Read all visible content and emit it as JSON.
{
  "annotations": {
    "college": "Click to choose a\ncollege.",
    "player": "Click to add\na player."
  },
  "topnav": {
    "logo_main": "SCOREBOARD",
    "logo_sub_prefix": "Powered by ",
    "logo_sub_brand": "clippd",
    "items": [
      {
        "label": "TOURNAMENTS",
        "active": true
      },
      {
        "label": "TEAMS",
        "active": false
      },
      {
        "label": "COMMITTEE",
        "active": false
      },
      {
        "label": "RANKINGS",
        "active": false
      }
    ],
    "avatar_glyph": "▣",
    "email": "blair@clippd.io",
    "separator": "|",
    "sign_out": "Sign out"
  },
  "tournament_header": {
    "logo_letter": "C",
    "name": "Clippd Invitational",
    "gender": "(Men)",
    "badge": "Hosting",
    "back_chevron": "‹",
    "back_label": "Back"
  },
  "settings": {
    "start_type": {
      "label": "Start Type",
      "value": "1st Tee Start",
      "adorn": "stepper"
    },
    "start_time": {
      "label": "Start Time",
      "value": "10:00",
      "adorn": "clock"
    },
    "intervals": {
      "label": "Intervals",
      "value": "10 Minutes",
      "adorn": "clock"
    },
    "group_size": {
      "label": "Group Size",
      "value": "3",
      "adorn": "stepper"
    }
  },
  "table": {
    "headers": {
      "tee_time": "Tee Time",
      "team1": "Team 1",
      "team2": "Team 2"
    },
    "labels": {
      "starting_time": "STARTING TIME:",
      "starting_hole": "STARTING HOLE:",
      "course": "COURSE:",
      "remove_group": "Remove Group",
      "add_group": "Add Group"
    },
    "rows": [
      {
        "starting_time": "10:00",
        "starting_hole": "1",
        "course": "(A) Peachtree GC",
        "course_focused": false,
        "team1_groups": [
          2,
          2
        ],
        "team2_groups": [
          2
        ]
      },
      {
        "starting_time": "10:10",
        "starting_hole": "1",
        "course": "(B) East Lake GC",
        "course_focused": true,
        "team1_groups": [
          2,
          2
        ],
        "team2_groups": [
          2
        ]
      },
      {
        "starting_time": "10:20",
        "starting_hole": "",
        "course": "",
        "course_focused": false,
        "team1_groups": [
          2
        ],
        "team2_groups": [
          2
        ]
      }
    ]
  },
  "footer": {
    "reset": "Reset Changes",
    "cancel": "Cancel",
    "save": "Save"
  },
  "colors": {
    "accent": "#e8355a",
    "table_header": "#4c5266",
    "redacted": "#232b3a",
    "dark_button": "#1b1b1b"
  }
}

---+---

Task prompt: Your task is to repeat the data exactly, with nothing left out.

Task output:
Read all visible content and emit it as JSON.
{
  "annotations": {
    "college": "Click to choose a\ncollege.",
    "player": "Click to add\na player."
  },
  "topnav": {
    "logo_main": "SCOREBOARD",
    "logo_sub_prefix": "Powered by ",
    "logo_sub_brand": "clippd",
    "items": [
      {
        "label": "TOURNAMENTS",
        "active": true
      },
      {
        "label": "TEAMS",
        "active": false
      },
      {
        "label": "COMMITTEE",
        "active": false
      },
      {
        "label": "RANKINGS",
        "active": false
      }
    ],
    "avatar_glyph": "▣",
    "email": "blair@clippd.io",
    "separator": "|",
    "sign_out": "Sign out"
  },
  "tournament_header": {
    "logo_letter": "C",
    "name": "Clippd Invitational",
    "gender": "(Men)",
    "badge": "Hosting",
    "back_chevron": "‹",
    "back_label": "Back"
  },
  "settings": {
    "start_type": {
      "label": "Start Type",
      "value": "1st Tee Start",
      "adorn": "stepper"
    },
    "start_time": {
      "label": "Start Time",
      "value": "10:00",
      "adorn": "clock"
    },
    "intervals": {
      "label": "Intervals",
      "value": "10 Minutes",
      "adorn": "clock"
    },
    "group_size": {
      "label": "Group Size",
      "value": "3",
      "adorn": "stepper"
    }
  },
  "table": {
    "headers": {
      "tee_time": "Tee Time",
      "team1": "Team 1",
      "team2": "Team 2"
    },
    "labels": {
      "starting_time": "STARTING TIME:",
      "starting_hole": "STARTING HOLE:",
      "course": "COURSE:",
      "remove_group": "Remove Group",
      "add_group": "Add Group"
    },
    "rows": [
      {
        "starting_time": "10:00",
        "starting_hole": "1",
        "course": "(A) Peachtree GC",
        "course_focused": false,
        "team1_groups": [
          2,
          2
        ],
        "team2_groups": [
          2
        ]
      },
      {
        "starting_time": "10:10",
        "starting_hole": "1",
        "course": "(B) East Lake GC",
        "course_focused": true,
        "team1_groups": [
          2,
          2
        ],
        "team2_groups": [
          2
        ]
      },
      {
        "starting_time": "10:20",
        "starting_hole": "",
        "course": "",
        "course_focused": false,
        "team1_groups": [
          2
        ],
        "team2_groups": [
          2
        ]
      }
    ]
  },
  "footer": {
    "reset": "Reset Changes",
    "cancel": "Cancel",
    "save": "Save"
  },
  "colors": {
    "accent": "#e8355a",
    "table_header": "#4c5266",
    "redacted": "#232b3a",
    "dark_button": "#1b1b1b"
  }
}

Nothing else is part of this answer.